*RECORDS FOR PROCESSING:*
-=-=-

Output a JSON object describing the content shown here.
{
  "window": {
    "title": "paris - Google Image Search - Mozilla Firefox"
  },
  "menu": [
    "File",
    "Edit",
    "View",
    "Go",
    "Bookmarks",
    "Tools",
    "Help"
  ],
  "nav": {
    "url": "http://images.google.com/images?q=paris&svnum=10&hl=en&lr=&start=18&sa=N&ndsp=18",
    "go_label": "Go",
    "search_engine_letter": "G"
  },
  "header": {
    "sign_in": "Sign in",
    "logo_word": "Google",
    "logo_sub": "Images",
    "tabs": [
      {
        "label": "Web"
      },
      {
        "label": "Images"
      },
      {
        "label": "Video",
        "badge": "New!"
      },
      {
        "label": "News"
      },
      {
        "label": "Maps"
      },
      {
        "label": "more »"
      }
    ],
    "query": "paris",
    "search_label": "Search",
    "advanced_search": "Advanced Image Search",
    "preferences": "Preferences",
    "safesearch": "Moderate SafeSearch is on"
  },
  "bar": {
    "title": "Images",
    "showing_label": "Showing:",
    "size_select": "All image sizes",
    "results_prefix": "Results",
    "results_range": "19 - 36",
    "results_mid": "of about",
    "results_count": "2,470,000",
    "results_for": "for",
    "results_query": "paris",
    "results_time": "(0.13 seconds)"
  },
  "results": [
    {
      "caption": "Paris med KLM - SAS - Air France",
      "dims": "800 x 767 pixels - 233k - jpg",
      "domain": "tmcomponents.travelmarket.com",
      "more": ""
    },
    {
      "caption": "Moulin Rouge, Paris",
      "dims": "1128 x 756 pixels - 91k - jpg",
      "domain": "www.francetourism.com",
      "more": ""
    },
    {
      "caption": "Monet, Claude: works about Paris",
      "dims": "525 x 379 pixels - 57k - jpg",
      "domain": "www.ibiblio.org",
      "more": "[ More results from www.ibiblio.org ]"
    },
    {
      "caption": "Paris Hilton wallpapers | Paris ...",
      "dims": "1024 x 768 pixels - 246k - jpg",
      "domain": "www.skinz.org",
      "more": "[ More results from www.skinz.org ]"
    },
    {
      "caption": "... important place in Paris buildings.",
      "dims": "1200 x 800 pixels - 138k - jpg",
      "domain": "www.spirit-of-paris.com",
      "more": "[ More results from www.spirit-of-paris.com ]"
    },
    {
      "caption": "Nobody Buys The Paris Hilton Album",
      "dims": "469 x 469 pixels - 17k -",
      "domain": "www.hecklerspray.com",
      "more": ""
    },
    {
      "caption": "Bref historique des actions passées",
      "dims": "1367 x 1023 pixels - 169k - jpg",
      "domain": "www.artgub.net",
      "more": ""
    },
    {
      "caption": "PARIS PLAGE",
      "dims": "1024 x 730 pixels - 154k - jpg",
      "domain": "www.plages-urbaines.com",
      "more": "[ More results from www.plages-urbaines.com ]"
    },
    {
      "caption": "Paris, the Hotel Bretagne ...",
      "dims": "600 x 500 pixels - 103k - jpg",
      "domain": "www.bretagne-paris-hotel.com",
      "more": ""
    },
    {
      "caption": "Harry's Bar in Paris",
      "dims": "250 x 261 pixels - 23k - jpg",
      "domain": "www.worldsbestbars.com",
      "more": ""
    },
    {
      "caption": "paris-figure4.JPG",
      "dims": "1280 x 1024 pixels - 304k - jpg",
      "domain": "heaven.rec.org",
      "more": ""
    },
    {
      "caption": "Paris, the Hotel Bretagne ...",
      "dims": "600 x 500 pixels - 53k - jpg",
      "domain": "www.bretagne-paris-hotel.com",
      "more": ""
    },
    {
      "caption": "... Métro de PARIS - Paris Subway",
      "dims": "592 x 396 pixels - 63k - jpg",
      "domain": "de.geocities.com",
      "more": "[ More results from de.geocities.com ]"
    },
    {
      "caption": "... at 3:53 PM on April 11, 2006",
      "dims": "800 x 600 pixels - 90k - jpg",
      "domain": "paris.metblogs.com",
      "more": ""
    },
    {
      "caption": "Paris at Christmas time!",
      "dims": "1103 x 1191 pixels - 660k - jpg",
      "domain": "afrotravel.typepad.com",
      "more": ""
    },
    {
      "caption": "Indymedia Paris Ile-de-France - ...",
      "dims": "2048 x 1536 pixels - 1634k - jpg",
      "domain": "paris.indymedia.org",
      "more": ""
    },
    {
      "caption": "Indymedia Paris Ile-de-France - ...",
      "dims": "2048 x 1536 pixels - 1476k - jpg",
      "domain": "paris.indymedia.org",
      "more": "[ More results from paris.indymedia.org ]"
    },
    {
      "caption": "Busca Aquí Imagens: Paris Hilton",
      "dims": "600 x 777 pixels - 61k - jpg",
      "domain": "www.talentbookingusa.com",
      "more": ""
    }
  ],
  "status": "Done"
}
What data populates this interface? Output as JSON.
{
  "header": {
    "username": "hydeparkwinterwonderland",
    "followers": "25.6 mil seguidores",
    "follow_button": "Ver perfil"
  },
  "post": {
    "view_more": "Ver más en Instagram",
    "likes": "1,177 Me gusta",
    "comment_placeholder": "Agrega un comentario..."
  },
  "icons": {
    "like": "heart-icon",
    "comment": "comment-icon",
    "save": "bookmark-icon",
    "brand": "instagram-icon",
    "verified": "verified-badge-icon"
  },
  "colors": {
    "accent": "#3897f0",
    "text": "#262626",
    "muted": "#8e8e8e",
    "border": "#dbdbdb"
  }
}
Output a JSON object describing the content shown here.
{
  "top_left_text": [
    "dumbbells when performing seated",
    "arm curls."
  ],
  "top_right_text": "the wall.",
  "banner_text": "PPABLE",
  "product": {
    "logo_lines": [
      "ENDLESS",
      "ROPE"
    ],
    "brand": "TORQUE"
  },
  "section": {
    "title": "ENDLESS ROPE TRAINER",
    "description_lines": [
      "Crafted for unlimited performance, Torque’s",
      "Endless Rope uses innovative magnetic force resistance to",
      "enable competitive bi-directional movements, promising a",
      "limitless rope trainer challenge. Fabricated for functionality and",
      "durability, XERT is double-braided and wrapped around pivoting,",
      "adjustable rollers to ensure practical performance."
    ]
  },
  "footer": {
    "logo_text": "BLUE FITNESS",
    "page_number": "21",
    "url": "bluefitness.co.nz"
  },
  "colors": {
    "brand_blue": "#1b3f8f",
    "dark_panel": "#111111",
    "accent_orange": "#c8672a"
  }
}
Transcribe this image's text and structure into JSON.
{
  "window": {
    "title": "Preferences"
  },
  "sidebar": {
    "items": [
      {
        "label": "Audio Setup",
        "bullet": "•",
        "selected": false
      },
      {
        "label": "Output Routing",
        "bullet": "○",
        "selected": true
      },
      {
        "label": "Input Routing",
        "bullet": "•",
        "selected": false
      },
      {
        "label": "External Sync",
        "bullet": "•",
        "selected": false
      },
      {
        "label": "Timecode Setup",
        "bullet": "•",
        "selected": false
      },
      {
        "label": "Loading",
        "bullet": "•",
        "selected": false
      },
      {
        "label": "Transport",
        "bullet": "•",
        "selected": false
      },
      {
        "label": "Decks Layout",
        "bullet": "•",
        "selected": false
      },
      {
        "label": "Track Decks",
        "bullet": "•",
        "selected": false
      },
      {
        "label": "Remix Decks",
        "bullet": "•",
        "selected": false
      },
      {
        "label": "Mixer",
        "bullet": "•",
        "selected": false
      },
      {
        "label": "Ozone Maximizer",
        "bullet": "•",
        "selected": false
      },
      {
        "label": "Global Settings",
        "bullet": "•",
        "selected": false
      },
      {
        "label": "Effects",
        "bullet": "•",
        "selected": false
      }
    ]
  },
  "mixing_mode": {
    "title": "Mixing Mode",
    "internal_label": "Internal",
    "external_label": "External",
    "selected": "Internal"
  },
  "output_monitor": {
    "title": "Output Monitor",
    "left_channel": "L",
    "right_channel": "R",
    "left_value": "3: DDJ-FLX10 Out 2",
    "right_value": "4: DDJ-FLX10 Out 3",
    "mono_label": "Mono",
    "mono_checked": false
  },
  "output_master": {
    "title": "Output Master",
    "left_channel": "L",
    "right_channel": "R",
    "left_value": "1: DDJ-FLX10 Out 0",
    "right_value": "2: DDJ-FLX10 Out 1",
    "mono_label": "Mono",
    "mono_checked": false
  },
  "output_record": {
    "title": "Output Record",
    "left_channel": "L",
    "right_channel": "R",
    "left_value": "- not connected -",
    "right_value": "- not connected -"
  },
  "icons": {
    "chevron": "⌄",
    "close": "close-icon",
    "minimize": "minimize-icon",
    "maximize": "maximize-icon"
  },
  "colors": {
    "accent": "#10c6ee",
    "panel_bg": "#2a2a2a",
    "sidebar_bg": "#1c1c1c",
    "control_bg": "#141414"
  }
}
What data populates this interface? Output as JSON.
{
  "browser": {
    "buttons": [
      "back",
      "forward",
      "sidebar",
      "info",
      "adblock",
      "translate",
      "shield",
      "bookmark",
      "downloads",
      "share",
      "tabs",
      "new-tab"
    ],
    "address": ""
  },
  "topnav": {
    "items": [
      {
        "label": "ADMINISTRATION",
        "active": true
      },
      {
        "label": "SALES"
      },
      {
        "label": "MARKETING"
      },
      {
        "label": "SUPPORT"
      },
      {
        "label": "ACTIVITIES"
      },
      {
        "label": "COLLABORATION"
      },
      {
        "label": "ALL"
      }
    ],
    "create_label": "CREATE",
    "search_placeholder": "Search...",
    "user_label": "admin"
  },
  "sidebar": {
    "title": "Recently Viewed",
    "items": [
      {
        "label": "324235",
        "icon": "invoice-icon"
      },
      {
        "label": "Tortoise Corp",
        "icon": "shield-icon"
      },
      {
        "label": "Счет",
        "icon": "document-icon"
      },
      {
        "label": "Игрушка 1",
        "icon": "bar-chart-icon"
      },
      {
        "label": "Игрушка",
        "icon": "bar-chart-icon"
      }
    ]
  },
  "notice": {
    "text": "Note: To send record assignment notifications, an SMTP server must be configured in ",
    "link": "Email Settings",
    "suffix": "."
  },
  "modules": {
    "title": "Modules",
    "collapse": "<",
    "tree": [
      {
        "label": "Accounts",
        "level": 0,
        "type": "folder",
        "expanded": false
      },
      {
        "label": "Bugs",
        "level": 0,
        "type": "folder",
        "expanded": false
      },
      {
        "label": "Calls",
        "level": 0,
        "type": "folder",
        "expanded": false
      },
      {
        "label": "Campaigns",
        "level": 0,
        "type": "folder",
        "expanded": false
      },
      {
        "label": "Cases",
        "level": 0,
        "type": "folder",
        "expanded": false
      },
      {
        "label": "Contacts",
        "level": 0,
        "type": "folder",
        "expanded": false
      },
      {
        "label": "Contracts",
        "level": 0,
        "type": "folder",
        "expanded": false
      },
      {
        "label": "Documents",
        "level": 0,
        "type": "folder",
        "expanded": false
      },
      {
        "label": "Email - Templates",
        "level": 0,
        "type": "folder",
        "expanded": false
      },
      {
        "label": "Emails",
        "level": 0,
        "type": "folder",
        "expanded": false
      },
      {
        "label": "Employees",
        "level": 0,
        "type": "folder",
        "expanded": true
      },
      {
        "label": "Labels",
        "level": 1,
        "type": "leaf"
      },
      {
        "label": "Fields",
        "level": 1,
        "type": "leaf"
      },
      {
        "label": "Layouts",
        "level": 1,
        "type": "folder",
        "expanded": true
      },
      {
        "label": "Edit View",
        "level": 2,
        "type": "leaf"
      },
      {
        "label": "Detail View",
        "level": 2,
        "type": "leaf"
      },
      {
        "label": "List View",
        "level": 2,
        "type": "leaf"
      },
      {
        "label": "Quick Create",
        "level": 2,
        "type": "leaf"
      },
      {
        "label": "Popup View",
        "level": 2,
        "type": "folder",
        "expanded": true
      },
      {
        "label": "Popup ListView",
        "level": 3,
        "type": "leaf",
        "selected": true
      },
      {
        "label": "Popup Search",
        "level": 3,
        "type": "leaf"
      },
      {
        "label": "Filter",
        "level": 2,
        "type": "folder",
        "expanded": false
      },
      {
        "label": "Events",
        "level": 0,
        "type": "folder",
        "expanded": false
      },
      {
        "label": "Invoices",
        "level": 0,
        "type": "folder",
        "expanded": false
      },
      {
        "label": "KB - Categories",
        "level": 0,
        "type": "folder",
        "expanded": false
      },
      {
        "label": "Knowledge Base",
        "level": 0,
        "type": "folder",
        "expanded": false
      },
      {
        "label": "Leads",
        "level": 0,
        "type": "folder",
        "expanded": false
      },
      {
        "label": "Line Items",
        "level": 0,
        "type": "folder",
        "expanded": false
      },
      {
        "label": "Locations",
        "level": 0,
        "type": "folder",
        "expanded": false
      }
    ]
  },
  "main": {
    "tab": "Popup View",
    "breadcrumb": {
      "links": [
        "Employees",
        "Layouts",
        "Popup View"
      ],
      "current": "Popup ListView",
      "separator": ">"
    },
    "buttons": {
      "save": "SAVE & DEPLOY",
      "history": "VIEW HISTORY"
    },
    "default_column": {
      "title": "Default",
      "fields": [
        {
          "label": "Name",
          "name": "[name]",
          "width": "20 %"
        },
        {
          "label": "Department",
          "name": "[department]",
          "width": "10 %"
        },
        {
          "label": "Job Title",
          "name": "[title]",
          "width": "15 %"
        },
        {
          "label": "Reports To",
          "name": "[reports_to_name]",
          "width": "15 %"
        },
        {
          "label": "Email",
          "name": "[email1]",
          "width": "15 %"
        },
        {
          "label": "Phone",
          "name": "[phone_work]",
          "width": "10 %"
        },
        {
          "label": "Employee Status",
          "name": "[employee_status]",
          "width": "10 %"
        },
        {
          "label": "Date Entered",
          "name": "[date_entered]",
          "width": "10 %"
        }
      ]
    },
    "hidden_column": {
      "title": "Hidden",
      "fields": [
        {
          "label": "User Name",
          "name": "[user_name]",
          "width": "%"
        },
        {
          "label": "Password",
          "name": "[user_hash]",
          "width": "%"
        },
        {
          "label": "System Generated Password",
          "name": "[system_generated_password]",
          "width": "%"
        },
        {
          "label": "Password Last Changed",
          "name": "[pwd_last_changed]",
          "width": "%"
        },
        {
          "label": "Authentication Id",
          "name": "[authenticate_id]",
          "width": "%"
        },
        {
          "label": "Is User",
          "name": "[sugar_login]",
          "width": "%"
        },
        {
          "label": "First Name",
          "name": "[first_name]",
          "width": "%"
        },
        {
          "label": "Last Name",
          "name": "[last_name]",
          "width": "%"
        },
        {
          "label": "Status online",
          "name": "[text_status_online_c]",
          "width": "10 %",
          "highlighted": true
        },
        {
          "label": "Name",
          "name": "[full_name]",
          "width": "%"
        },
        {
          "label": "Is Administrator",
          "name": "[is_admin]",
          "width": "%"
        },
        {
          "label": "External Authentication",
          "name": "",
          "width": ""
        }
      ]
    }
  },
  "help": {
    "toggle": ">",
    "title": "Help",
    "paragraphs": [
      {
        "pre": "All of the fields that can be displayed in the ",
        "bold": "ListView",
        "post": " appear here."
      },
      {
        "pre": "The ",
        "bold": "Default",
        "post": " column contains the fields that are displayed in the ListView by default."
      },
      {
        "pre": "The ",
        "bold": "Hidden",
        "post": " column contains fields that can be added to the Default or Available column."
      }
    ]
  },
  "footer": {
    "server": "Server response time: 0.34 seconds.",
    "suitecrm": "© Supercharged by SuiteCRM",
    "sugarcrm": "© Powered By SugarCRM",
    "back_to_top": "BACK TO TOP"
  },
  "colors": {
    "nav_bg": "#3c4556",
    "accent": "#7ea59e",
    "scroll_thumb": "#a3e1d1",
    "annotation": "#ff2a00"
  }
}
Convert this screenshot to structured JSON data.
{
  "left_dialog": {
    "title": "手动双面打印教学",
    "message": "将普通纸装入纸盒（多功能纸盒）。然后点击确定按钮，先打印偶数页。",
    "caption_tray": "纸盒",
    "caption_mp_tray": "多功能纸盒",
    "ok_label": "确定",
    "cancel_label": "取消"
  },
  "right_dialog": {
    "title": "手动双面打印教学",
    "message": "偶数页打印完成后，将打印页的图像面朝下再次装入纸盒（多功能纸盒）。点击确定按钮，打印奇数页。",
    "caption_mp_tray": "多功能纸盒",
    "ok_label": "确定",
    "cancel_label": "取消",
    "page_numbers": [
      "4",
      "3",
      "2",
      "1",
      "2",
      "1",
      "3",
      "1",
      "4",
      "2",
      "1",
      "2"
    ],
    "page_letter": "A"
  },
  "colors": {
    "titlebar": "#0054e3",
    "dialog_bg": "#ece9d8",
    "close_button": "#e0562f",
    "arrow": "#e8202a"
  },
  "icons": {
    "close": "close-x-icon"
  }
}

-=-=-

*GOAL:* Every line in the data above that contains "server" needs to be copied.

*FINAL ANSWER:*
    "text": "Note: To send record assignment notifications, an SMTP server must be configured in ",
    "server": "Server response time: 0.34 seconds.",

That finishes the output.